(Stored data):

____

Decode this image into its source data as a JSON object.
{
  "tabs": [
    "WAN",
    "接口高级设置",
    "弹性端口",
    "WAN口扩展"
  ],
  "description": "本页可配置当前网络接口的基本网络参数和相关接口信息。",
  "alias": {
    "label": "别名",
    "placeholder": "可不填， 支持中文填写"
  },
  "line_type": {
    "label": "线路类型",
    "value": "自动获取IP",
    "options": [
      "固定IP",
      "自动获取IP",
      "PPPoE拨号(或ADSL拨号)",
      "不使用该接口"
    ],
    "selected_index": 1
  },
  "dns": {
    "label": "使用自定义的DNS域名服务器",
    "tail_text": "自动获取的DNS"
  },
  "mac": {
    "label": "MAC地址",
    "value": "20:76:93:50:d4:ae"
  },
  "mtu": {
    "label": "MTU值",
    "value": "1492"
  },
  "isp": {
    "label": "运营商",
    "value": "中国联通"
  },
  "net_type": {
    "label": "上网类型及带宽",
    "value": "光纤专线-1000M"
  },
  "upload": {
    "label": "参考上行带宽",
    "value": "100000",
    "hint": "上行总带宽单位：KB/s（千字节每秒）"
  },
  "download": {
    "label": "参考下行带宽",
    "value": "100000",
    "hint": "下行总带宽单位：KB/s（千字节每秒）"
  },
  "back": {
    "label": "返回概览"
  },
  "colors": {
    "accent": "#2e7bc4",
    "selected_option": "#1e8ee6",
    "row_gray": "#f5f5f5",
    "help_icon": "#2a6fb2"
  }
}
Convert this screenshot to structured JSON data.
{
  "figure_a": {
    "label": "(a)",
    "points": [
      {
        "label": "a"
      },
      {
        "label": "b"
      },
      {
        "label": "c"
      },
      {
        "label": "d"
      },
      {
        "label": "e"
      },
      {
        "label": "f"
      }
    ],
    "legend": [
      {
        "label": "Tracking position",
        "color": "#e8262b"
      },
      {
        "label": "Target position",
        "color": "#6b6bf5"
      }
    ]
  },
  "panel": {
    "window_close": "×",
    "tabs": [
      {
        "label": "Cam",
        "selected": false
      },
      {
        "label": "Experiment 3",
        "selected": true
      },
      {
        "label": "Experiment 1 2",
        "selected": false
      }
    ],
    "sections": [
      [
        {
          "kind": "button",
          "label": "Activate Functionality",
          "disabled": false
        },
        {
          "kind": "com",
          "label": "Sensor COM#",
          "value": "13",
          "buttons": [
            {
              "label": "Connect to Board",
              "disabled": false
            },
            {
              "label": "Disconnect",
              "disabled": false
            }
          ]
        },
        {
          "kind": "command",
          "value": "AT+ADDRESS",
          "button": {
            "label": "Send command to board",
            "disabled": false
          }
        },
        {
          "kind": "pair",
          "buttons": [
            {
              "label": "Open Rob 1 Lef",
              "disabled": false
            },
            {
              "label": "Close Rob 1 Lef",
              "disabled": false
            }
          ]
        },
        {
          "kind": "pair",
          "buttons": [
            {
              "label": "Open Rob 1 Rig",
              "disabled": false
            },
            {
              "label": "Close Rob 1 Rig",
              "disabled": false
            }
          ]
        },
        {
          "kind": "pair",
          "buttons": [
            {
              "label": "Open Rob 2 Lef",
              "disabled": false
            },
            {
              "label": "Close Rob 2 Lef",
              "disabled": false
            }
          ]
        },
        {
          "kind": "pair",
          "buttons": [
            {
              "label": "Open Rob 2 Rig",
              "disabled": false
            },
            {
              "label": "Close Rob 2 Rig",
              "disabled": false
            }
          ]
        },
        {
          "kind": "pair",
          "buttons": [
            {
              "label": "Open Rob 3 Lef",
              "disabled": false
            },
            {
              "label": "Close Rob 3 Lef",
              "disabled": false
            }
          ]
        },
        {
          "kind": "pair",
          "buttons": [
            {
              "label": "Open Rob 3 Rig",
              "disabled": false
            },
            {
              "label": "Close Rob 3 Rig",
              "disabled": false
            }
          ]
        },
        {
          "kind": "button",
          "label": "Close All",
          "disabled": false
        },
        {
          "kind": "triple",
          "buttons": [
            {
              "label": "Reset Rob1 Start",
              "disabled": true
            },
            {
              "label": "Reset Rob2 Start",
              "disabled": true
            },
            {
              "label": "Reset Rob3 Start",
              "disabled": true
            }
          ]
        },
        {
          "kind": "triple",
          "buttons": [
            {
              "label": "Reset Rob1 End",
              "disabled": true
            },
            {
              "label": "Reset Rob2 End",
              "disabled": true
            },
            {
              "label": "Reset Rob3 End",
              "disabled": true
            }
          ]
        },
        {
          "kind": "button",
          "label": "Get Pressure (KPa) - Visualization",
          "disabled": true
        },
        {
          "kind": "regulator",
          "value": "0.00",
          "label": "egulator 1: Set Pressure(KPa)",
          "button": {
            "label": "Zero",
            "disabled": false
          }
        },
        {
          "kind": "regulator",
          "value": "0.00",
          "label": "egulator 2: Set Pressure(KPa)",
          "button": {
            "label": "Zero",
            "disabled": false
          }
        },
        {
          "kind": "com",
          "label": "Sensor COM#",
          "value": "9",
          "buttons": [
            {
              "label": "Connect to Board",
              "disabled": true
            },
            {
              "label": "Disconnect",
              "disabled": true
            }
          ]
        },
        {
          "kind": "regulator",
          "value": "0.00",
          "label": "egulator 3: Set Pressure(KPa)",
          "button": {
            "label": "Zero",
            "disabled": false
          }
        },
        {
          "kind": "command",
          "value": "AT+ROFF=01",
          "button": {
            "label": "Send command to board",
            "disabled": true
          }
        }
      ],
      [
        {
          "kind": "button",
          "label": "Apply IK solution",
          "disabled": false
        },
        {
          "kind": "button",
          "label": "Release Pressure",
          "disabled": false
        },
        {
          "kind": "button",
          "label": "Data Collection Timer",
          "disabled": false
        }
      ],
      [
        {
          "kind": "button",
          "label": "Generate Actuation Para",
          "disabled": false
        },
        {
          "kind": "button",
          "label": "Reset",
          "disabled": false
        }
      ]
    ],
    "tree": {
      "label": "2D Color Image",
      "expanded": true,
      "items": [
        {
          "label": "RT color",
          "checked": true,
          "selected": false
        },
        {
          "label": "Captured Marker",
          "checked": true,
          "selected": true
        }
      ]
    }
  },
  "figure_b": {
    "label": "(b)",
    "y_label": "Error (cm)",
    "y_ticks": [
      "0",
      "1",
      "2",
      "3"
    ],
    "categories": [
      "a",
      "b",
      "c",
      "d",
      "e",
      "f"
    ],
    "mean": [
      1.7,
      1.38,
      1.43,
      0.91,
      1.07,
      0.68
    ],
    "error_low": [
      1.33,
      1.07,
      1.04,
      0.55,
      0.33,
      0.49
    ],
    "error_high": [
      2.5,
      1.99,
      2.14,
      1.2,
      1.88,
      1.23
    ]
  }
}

____

(INSTRUCTION): Output each record precisely as given.

(TASK SOLUTION):
Decode this image into its source data as a JSON object.
{
  "tabs": [
    "WAN",
    "接口高级设置",
    "弹性端口",
    "WAN口扩展"
  ],
  "description": "本页可配置当前网络接口的基本网络参数和相关接口信息。",
  "alias": {
    "label": "别名",
    "placeholder": "可不填， 支持中文填写"
  },
  "line_type": {
    "label": "线路类型",
    "value": "自动获取IP",
    "options": [
      "固定IP",
      "自动获取IP",
      "PPPoE拨号(或ADSL拨号)",
      "不使用该接口"
    ],
    "selected_index": 1
  },
  "dns": {
    "label": "使用自定义的DNS域名服务器",
    "tail_text": "自动获取的DNS"
  },
  "mac": {
    "label": "MAC地址",
    "value": "20:76:93:50:d4:ae"
  },
  "mtu": {
    "label": "MTU值",
    "value": "1492"
  },
  "isp": {
    "label": "运营商",
    "value": "中国联通"
  },
  "net_type": {
    "label": "上网类型及带宽",
    "value": "光纤专线-1000M"
  },
  "upload": {
    "label": "参考上行带宽",
    "value": "100000",
    "hint": "上行总带宽单位：KB/s（千字节每秒）"
  },
  "download": {
    "label": "参考下行带宽",
    "value": "100000",
    "hint": "下行总带宽单位：KB/s（千字节每秒）"
  },
  "back": {
    "label": "返回概览"
  },
  "colors": {
    "accent": "#2e7bc4",
    "selected_option": "#1e8ee6",
    "row_gray": "#f5f5f5",
    "help_icon": "#2a6fb2"
  }
}
Convert this screenshot to structured JSON data.
{
  "figure_a": {
    "label": "(a)",
    "points": [
      {
        "label": "a"
      },
      {
        "label": "b"
      },
      {
        "label": "c"
      },
      {
        "label": "d"
      },
      {
        "label": "e"
      },
      {
        "label": "f"
      }
    ],
    "legend": [
      {
        "label": "Tracking position",
        "color": "#e8262b"
      },
      {
        "label": "Target position",
        "color": "#6b6bf5"
      }
    ]
  },
  "panel": {
    "window_close": "×",
    "tabs": [
      {
        "label": "Cam",
        "selected": false
      },
      {
        "label": "Experiment 3",
        "selected": true
      },
      {
        "label": "Experiment 1 2",
        "selected": false
      }
    ],
    "sections": [
      [
        {
          "kind": "button",
          "label": "Activate Functionality",
          "disabled": false
        },
        {
          "kind": "com",
          "label": "Sensor COM#",
          "value": "13",
          "buttons": [
            {
              "label": "Connect to Board",
              "disabled": false
            },
            {
              "label": "Disconnect",
              "disabled": false
            }
          ]
        },
        {
          "kind": "command",
          "value": "AT+ADDRESS",
          "button": {
            "label": "Send command to board",
            "disabled": false
          }
        },
        {
          "kind": "pair",
          "buttons": [
            {
              "label": "Open Rob 1 Lef",
              "disabled": false
            },
            {
              "label": "Close Rob 1 Lef",
              "disabled": false
            }
          ]
        },
        {
          "kind": "pair",
          "buttons": [
            {
              "label": "Open Rob 1 Rig",
              "disabled": false
            },
            {
              "label": "Close Rob 1 Rig",
              "disabled": false
            }
          ]
        },
        {
          "kind": "pair",
          "buttons": [
            {
              "label": "Open Rob 2 Lef",
              "disabled": false
            },
            {
              "label": "Close Rob 2 Lef",
              "disabled": false
            }
          ]
        },
        {
          "kind": "pair",
          "buttons": [
            {
              "label": "Open Rob 2 Rig",
              "disabled": false
            },
            {
              "label": "Close Rob 2 Rig",
              "disabled": false
            }
          ]
        },
        {
          "kind": "pair",
          "buttons": [
            {
              "label": "Open Rob 3 Lef",
              "disabled": false
            },
            {
              "label": "Close Rob 3 Lef",
              "disabled": false
            }
          ]
        },
        {
          "kind": "pair",
          "buttons": [
            {
              "label": "Open Rob 3 Rig",
              "disabled": false
            },
            {
              "label": "Close Rob 3 Rig",
              "disabled": false
            }
          ]
        },
        {
          "kind": "button",
          "label": "Close All",
          "disabled": false
        },
        {
          "kind": "triple",
          "buttons": [
            {
              "label": "Reset Rob1 Start",
              "disabled": true
            },
            {
              "label": "Reset Rob2 Start",
              "disabled": true
            },
            {
              "label": "Reset Rob3 Start",
              "disabled": true
            }
          ]
        },
        {
          "kind": "triple",
          "buttons": [
            {
              "label": "Reset Rob1 End",
              "disabled": true
            },
            {
              "label": "Reset Rob2 End",
              "disabled": true
            },
            {
              "label": "Reset Rob3 End",
              "disabled": true
            }
          ]
        },
        {
          "kind": "button",
          "label": "Get Pressure (KPa) - Visualization",
          "disabled": true
        },
        {
          "kind": "regulator",
          "value": "0.00",
          "label": "egulator 1: Set Pressure(KPa)",
          "button": {
            "label": "Zero",
            "disabled": false
          }
        },
        {
          "kind": "regulator",
          "value": "0.00",
          "label": "egulator 2: Set Pressure(KPa)",
          "button": {
            "label": "Zero",
            "disabled": false
          }
        },
        {
          "kind": "com",
          "label": "Sensor COM#",
          "value": "9",
          "buttons": [
            {
              "label": "Connect to Board",
              "disabled": true
            },
            {
              "label": "Disconnect",
              "disabled": true
            }
          ]
        },
        {
          "kind": "regulator",
          "value": "0.00",
          "label": "egulator 3: Set Pressure(KPa)",
          "button": {
            "label": "Zero",
            "disabled": false
          }
        },
        {
          "kind": "command",
          "value": "AT+ROFF=01",
          "button": {
            "label": "Send command to board",
            "disabled": true
          }
        }
      ],
      [
        {
          "kind": "button",
          "label": "Apply IK solution",
          "disabled": false
        },
        {
          "kind": "button",
          "label": "Release Pressure",
          "disabled": false
        },
        {
          "kind": "button",
          "label": "Data Collection Timer",
          "disabled": false
        }
      ],
      [
        {
          "kind": "button",
          "label": "Generate Actuation Para",
          "disabled": false
        },
        {
          "kind": "button",
          "label": "Reset",
          "disabled": false
        }
      ]
    ],
    "tree": {
      "label": "2D Color Image",
      "expanded": true,
      "items": [
        {
          "label": "RT color",
          "checked": true,
          "selected": false
        },
        {
          "label": "Captured Marker",
          "checked": true,
          "selected": true
        }
      ]
    }
  },
  "figure_b": {
    "label": "(b)",
    "y_label": "Error (cm)",
    "y_ticks": [
      "0",
      "1",
      "2",
      "3"
    ],
    "categories": [
      "a",
      "b",
      "c",
      "d",
      "e",
      "f"
    ],
    "mean": [
      1.7,
      1.38,
      1.43,
      0.91,
      1.07,
      0.68
    ],
    "error_low": [
      1.33,
      1.07,
      1.04,
      0.55,
      0.33,
      0.49
    ],
    "error_high": [
      2.5,
      1.99,
      2.14,
      1.2,
      1.88,
      1.23
    ]
  }
}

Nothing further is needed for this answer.